[What is expected] Pick out every line of the listing that contains the word "revisión" and copy each one in full. Match case exactly.

════════

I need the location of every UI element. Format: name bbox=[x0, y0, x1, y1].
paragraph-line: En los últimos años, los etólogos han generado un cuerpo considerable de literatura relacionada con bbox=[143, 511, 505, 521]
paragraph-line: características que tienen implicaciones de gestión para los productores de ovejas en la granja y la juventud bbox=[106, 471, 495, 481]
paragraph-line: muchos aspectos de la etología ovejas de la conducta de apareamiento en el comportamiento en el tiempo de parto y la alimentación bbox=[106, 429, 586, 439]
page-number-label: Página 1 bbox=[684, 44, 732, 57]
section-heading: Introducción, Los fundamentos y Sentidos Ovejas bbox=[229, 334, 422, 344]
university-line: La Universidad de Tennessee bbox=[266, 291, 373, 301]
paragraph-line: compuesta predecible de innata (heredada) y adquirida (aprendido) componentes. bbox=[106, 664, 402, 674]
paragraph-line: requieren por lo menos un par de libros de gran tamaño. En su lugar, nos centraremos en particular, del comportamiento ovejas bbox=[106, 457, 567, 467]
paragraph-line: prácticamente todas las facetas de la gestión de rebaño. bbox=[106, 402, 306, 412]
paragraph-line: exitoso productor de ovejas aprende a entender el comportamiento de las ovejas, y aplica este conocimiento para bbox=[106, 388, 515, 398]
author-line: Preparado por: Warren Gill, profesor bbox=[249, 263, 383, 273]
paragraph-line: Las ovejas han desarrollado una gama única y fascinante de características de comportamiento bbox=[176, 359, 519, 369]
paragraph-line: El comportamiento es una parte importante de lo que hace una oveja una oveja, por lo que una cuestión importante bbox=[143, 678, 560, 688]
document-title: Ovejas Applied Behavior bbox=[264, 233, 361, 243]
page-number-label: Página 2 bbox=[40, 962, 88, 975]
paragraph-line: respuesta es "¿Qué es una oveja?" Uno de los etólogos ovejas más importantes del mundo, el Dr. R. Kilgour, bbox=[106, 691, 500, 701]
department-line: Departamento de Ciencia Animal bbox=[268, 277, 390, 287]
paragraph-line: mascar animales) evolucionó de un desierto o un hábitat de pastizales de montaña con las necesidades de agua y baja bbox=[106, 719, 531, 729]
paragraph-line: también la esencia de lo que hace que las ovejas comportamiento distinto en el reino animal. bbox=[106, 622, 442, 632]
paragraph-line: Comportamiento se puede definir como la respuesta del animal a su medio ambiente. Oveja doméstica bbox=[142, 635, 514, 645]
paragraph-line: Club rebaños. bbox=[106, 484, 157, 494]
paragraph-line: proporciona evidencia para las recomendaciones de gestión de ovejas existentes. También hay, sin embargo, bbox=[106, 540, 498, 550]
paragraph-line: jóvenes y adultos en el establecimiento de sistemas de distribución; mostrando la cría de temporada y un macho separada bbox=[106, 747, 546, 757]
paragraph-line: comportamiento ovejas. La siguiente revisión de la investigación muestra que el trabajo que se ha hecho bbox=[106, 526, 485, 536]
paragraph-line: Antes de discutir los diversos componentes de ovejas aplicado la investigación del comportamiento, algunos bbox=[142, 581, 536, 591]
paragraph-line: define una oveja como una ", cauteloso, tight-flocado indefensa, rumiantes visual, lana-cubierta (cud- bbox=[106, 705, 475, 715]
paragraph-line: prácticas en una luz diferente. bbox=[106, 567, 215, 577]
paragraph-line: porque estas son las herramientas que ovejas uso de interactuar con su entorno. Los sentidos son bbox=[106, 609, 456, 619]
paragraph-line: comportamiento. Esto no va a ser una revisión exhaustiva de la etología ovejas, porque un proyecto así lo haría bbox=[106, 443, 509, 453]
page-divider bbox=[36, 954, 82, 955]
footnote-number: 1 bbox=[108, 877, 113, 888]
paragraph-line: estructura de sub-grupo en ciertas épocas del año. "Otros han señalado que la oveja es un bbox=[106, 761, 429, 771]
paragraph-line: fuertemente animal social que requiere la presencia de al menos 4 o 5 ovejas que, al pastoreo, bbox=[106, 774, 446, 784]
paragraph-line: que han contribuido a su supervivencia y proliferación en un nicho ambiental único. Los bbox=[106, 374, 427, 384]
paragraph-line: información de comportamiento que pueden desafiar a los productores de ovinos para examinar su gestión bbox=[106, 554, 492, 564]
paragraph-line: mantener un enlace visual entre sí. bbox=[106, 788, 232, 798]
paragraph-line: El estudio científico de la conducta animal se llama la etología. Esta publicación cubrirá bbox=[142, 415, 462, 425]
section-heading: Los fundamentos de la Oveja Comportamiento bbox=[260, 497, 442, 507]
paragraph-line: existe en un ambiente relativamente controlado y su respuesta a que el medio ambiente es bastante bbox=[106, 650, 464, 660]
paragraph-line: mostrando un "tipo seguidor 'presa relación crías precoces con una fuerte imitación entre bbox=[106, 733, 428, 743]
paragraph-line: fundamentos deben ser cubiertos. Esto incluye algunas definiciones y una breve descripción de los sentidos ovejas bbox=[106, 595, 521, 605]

════════

[Result for this task]
paragraph-line: comportamiento ovejas. La siguiente revisión de la investigación muestra que el trabajo que se ha hecho bbox=[106, 526, 485, 536]
paragraph-line: comportamiento. Esto no va a ser una revisión exhaustiva de la etología ovejas, porque un proyecto así lo haría bbox=[106, 443, 509, 453]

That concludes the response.